Exercise data
^^^^

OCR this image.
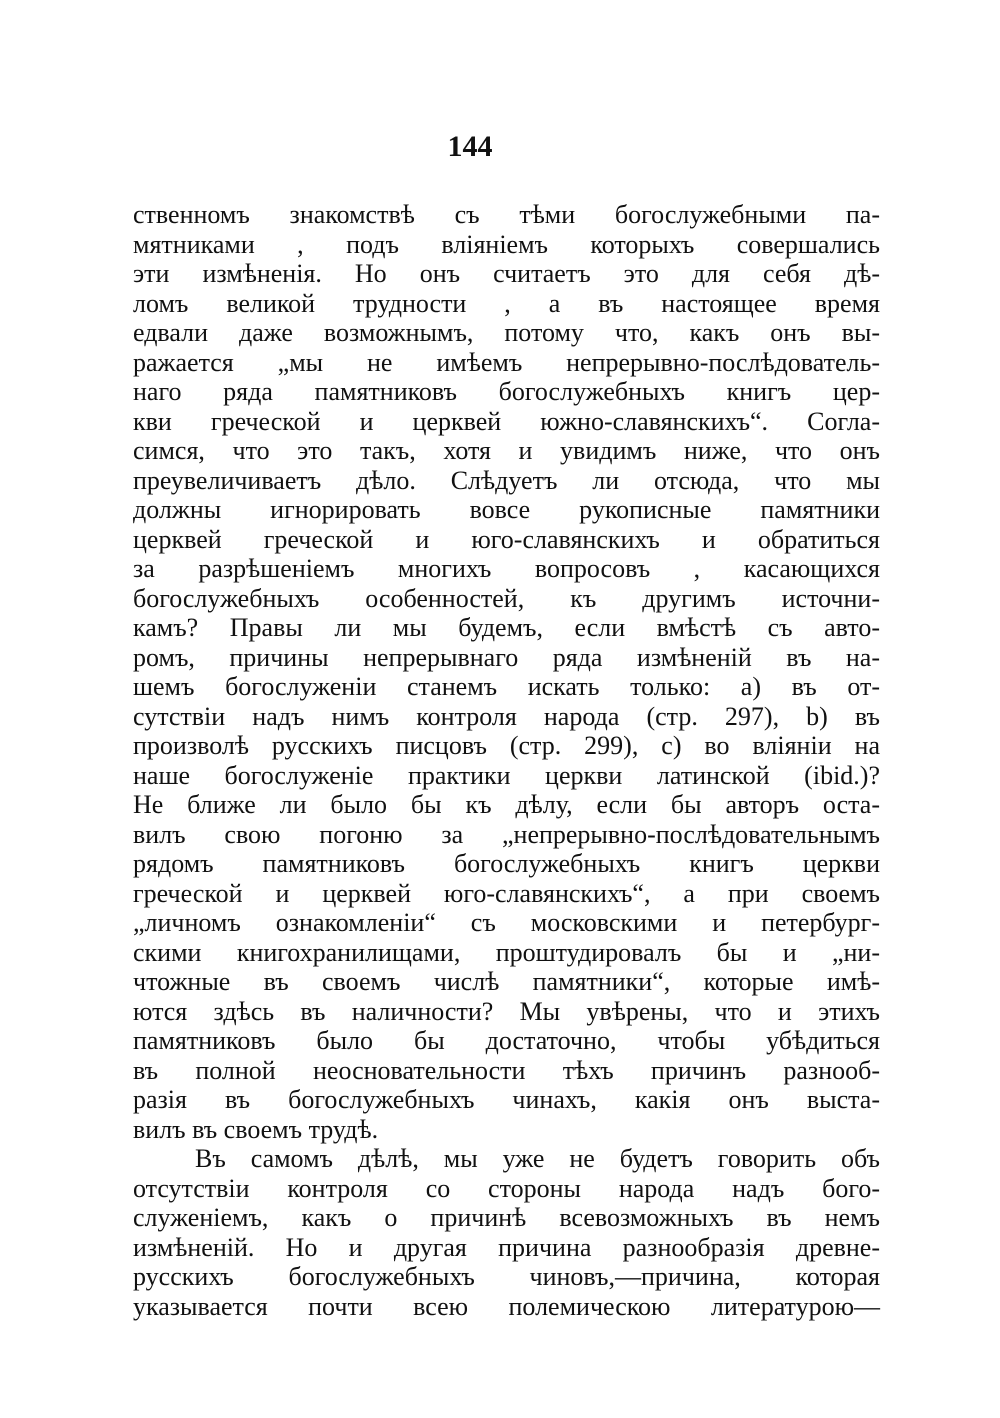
144
ственномъ знакомствѣ съ тѣми богослужебными па-
мятниками , подъ вліяніемъ которыхъ совершались
эти измѣненія. Но онъ считаетъ это для себя дѣ-
ломъ великой трудности , а въ настоящее время
едвали даже возможнымъ, потому что, какъ онъ вы-
ражается „мы не имѣемъ непрерывно-послѣдователь-
наго ряда памятниковъ богослужебныхъ книгъ цер-
кви греческой и церквей южно-славянскихъ“. Согла-
симся, что это такъ, хотя и увидимъ ниже, что онъ
преувеличиваетъ дѣло. Слѣдуетъ ли отсюда, что мы
должны игнорировать вовсе рукописные памятники
церквей греческой и юго-славянскихъ и обратиться
за разрѣшеніемъ многихъ вопросовъ , касающихся
богослужебныхъ особенностей, къ другимъ источни-
камъ? Правы ли мы будемъ, если вмѣстѣ съ авто-
ромъ, причины непрерывнаго ряда измѣненій въ на-
шемъ богослуженіи станемъ искать только: a) въ от-
сутствіи надъ нимъ контроля народа (стр. 297), b) въ
произволѣ русскихъ писцовъ (стр. 299), c) во вліяніи на
наше богослуженіе практики церкви латинской (ibid.)?
Не ближе ли было бы къ дѣлу, если бы авторъ оста-
вилъ свою погоню за „непрерывно-послѣдовательнымъ
рядомъ памятниковъ богослужебныхъ книгъ церкви
греческой и церквей юго-славянскихъ“, а при своемъ
„личномъ ознакомленіи“ съ московскими и петербург-
скими книгохранилищами, проштудировалъ бы и „ни-
чтожные въ своемъ числѣ памятники“, которые имѣ-
ются здѣсь въ наличности? Мы увѣрены, что и этихъ
памятниковъ было бы достаточно, чтобы убѣдиться
въ полной неосновательности тѣхъ причинъ разнооб-
разія въ богослужебныхъ чинахъ, какія онъ выста-
вилъ въ своемъ трудѣ.
Въ самомъ дѣлѣ, мы уже не будетъ говорить объ
отсутствіи контроля со стороны народа надъ бого-
служеніемъ, какъ о причинѣ всевозможныхъ въ немъ
измѣненій. Но и другая причина разнообразія древне-
русскихъ богослужебныхъ чиновъ,—причина, которая
указывается почти всею полемическою литературою—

^^^^

Task description
Copy out every line of the listing that contains the string "церкви".

In response
наше богослуженіе практики церкви латинской (ibid.)?
рядомъ памятниковъ богослужебныхъ книгъ церкви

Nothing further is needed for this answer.